Entries taken from a collection:
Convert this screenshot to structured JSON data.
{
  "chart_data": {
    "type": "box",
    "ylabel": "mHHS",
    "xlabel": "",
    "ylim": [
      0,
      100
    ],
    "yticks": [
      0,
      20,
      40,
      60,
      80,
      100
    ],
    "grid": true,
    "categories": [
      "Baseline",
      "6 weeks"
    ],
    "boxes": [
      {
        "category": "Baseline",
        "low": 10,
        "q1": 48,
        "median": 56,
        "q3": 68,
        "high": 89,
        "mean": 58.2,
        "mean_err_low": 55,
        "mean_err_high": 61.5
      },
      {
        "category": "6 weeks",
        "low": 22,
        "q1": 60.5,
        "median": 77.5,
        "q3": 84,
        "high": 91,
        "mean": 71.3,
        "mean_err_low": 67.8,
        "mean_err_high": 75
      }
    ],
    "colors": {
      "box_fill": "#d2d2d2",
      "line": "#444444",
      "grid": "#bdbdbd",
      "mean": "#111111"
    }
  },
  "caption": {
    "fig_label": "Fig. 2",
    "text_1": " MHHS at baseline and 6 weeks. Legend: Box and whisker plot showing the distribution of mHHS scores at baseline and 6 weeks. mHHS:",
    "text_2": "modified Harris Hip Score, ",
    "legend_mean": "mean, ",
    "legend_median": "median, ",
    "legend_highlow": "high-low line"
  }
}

_What you should do_: Copy down the material exactly as written.

_Task solution_:
Convert this screenshot to structured JSON data.
{
  "chart_data": {
    "type": "box",
    "ylabel": "mHHS",
    "xlabel": "",
    "ylim": [
      0,
      100
    ],
    "yticks": [
      0,
      20,
      40,
      60,
      80,
      100
    ],
    "grid": true,
    "categories": [
      "Baseline",
      "6 weeks"
    ],
    "boxes": [
      {
        "category": "Baseline",
        "low": 10,
        "q1": 48,
        "median": 56,
        "q3": 68,
        "high": 89,
        "mean": 58.2,
        "mean_err_low": 55,
        "mean_err_high": 61.5
      },
      {
        "category": "6 weeks",
        "low": 22,
        "q1": 60.5,
        "median": 77.5,
        "q3": 84,
        "high": 91,
        "mean": 71.3,
        "mean_err_low": 67.8,
        "mean_err_high": 75
      }
    ],
    "colors": {
      "box_fill": "#d2d2d2",
      "line": "#444444",
      "grid": "#bdbdbd",
      "mean": "#111111"
    }
  },
  "caption": {
    "fig_label": "Fig. 2",
    "text_1": " MHHS at baseline and 6 weeks. Legend: Box and whisker plot showing the distribution of mHHS scores at baseline and 6 weeks. mHHS:",
    "text_2": "modified Harris Hip Score, ",
    "legend_mean": "mean, ",
    "legend_median": "median, ",
    "legend_highlow": "high-low line"
  }
}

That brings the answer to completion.